WHAT TO PRODUCE - Reproduce every entry exactly.

═══

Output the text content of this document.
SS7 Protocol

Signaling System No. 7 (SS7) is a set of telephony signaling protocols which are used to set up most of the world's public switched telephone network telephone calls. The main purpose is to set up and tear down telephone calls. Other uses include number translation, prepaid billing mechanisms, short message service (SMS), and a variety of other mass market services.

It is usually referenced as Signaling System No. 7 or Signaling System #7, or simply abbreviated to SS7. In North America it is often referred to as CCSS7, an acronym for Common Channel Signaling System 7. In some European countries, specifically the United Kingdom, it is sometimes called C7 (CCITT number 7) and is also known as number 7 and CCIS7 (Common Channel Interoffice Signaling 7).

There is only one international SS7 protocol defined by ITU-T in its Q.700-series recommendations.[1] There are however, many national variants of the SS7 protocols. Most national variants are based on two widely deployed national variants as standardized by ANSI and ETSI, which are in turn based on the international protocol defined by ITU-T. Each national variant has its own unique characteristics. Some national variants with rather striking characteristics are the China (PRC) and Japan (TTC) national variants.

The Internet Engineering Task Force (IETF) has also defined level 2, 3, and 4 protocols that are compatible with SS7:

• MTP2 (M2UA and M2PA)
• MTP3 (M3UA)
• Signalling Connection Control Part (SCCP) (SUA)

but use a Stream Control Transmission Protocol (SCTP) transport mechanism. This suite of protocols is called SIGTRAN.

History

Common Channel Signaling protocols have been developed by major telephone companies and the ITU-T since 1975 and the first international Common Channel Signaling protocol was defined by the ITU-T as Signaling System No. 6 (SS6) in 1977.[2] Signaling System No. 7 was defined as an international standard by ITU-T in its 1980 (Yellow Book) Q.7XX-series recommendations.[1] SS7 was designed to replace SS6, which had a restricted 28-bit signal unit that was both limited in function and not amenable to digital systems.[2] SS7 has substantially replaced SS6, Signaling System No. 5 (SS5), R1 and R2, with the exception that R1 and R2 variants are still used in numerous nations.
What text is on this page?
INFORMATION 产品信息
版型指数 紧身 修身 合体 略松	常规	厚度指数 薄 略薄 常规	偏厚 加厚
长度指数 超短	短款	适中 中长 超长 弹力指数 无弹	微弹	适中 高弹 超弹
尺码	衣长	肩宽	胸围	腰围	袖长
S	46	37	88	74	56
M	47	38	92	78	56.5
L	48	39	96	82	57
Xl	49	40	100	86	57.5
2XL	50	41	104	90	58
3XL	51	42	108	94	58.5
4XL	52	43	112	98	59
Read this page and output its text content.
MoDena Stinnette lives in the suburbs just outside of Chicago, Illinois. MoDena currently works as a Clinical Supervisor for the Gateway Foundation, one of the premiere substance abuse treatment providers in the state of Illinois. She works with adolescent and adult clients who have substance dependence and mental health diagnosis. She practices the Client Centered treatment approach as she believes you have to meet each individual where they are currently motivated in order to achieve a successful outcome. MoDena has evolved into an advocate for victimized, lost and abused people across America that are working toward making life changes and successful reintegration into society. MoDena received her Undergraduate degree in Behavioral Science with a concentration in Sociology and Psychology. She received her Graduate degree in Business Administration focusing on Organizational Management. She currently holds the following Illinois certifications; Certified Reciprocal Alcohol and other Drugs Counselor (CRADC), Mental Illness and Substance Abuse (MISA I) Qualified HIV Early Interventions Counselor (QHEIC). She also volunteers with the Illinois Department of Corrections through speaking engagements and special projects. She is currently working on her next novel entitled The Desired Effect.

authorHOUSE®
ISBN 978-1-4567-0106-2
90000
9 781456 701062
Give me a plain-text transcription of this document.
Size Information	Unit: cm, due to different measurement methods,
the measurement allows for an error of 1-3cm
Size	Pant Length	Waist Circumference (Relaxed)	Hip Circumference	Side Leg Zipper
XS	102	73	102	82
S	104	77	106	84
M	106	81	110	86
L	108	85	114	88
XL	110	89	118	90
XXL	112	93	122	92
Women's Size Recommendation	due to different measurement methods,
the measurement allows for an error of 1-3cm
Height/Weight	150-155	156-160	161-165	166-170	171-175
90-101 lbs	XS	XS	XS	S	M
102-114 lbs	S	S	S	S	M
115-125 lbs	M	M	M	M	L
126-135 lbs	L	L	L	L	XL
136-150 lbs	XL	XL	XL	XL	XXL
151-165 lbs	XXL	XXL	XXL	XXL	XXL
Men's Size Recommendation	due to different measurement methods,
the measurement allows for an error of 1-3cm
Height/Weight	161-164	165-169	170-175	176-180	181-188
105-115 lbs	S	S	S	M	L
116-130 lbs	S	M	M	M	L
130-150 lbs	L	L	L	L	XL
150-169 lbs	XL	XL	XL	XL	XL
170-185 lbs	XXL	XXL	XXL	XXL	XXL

═══

WRITTEN RESPONSE -
Output the text content of this document.
SS7 Protocol

Signaling System No. 7 (SS7) is a set of telephony signaling protocols which are used to set up most of the world's public switched telephone network telephone calls. The main purpose is to set up and tear down telephone calls. Other uses include number translation, prepaid billing mechanisms, short message service (SMS), and a variety of other mass market services.

It is usually referenced as Signaling System No. 7 or Signaling System #7, or simply abbreviated to SS7. In North America it is often referred to as CCSS7, an acronym for Common Channel Signaling System 7. In some European countries, specifically the United Kingdom, it is sometimes called C7 (CCITT number 7) and is also known as number 7 and CCIS7 (Common Channel Interoffice Signaling 7).

There is only one international SS7 protocol defined by ITU-T in its Q.700-series recommendations.[1] There are however, many national variants of the SS7 protocols. Most national variants are based on two widely deployed national variants as standardized by ANSI and ETSI, which are in turn based on the international protocol defined by ITU-T. Each national variant has its own unique characteristics. Some national variants with rather striking characteristics are the China (PRC) and Japan (TTC) national variants.

The Internet Engineering Task Force (IETF) has also defined level 2, 3, and 4 protocols that are compatible with SS7:

• MTP2 (M2UA and M2PA)
• MTP3 (M3UA)
• Signalling Connection Control Part (SCCP) (SUA)

but use a Stream Control Transmission Protocol (SCTP) transport mechanism. This suite of protocols is called SIGTRAN.

History

Common Channel Signaling protocols have been developed by major telephone companies and the ITU-T since 1975 and the first international Common Channel Signaling protocol was defined by the ITU-T as Signaling System No. 6 (SS6) in 1977.[2] Signaling System No. 7 was defined as an international standard by ITU-T in its 1980 (Yellow Book) Q.7XX-series recommendations.[1] SS7 was designed to replace SS6, which had a restricted 28-bit signal unit that was both limited in function and not amenable to digital systems.[2] SS7 has substantially replaced SS6, Signaling System No. 5 (SS5), R1 and R2, with the exception that R1 and R2 variants are still used in numerous nations.
What text is on this page?
INFORMATION 产品信息
版型指数 紧身 修身 合体 略松	常规	厚度指数 薄 略薄 常规	偏厚 加厚
长度指数 超短	短款	适中 中长 超长 弹力指数 无弹	微弹	适中 高弹 超弹
尺码	衣长	肩宽	胸围	腰围	袖长
S	46	37	88	74	56
M	47	38	92	78	56.5
L	48	39	96	82	57
Xl	49	40	100	86	57.5
2XL	50	41	104	90	58
3XL	51	42	108	94	58.5
4XL	52	43	112	98	59
Read this page and output its text content.
MoDena Stinnette lives in the suburbs just outside of Chicago, Illinois. MoDena currently works as a Clinical Supervisor for the Gateway Foundation, one of the premiere substance abuse treatment providers in the state of Illinois. She works with adolescent and adult clients who have substance dependence and mental health diagnosis. She practices the Client Centered treatment approach as she believes you have to meet each individual where they are currently motivated in order to achieve a successful outcome. MoDena has evolved into an advocate for victimized, lost and abused people across America that are working toward making life changes and successful reintegration into society. MoDena received her Undergraduate degree in Behavioral Science with a concentration in Sociology and Psychology. She received her Graduate degree in Business Administration focusing on Organizational Management. She currently holds the following Illinois certifications; Certified Reciprocal Alcohol and other Drugs Counselor (CRADC), Mental Illness and Substance Abuse (MISA I) Qualified HIV Early Interventions Counselor (QHEIC). She also volunteers with the Illinois Department of Corrections through speaking engagements and special projects. She is currently working on her next novel entitled The Desired Effect.

authorHOUSE®
ISBN 978-1-4567-0106-2
90000
9 781456 701062
Give me a plain-text transcription of this document.
Size Information	Unit: cm, due to different measurement methods,
the measurement allows for an error of 1-3cm
Size	Pant Length	Waist Circumference (Relaxed)	Hip Circumference	Side Leg Zipper
XS	102	73	102	82
S	104	77	106	84
M	106	81	110	86
L	108	85	114	88
XL	110	89	118	90
XXL	112	93	122	92
Women's Size Recommendation	due to different measurement methods,
the measurement allows for an error of 1-3cm
Height/Weight	150-155	156-160	161-165	166-170	171-175
90-101 lbs	XS	XS	XS	S	M
102-114 lbs	S	S	S	S	M
115-125 lbs	M	M	M	M	L
126-135 lbs	L	L	L	L	XL
136-150 lbs	XL	XL	XL	XL	XXL
151-165 lbs	XXL	XXL	XXL	XXL	XXL
Men's Size Recommendation	due to different measurement methods,
the measurement allows for an error of 1-3cm
Height/Weight	161-164	165-169	170-175	176-180	181-188
105-115 lbs	S	S	S	M	L
116-130 lbs	S	M	M	M	L
130-150 lbs	L	L	L	L	XL
150-169 lbs	XL	XL	XL	XL	XL
170-185 lbs	XXL	XXL	XXL	XXL	XXL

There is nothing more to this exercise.